Input data:
★ ★ ★ ★ ★

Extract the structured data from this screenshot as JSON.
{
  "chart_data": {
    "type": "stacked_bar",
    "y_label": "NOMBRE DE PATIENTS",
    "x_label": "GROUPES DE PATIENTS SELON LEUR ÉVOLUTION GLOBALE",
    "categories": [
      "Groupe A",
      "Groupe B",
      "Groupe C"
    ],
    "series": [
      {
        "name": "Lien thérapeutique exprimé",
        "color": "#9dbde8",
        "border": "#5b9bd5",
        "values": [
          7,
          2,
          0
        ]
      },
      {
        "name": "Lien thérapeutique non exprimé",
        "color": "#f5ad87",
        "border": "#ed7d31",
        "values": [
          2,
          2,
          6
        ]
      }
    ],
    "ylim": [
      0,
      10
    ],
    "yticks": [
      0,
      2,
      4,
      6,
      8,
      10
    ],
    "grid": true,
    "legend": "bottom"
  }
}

★ ★ ★ ★ ★

What to produce: Repeat all the material above, matching every character.

Exercise solution:
Extract the structured data from this screenshot as JSON.
{
  "chart_data": {
    "type": "stacked_bar",
    "y_label": "NOMBRE DE PATIENTS",
    "x_label": "GROUPES DE PATIENTS SELON LEUR ÉVOLUTION GLOBALE",
    "categories": [
      "Groupe A",
      "Groupe B",
      "Groupe C"
    ],
    "series": [
      {
        "name": "Lien thérapeutique exprimé",
        "color": "#9dbde8",
        "border": "#5b9bd5",
        "values": [
          7,
          2,
          0
        ]
      },
      {
        "name": "Lien thérapeutique non exprimé",
        "color": "#f5ad87",
        "border": "#ed7d31",
        "values": [
          2,
          2,
          6
        ]
      }
    ],
    "ylim": [
      0,
      10
    ],
    "yticks": [
      0,
      2,
      4,
      6,
      8,
      10
    ],
    "grid": true,
    "legend": "bottom"
  }
}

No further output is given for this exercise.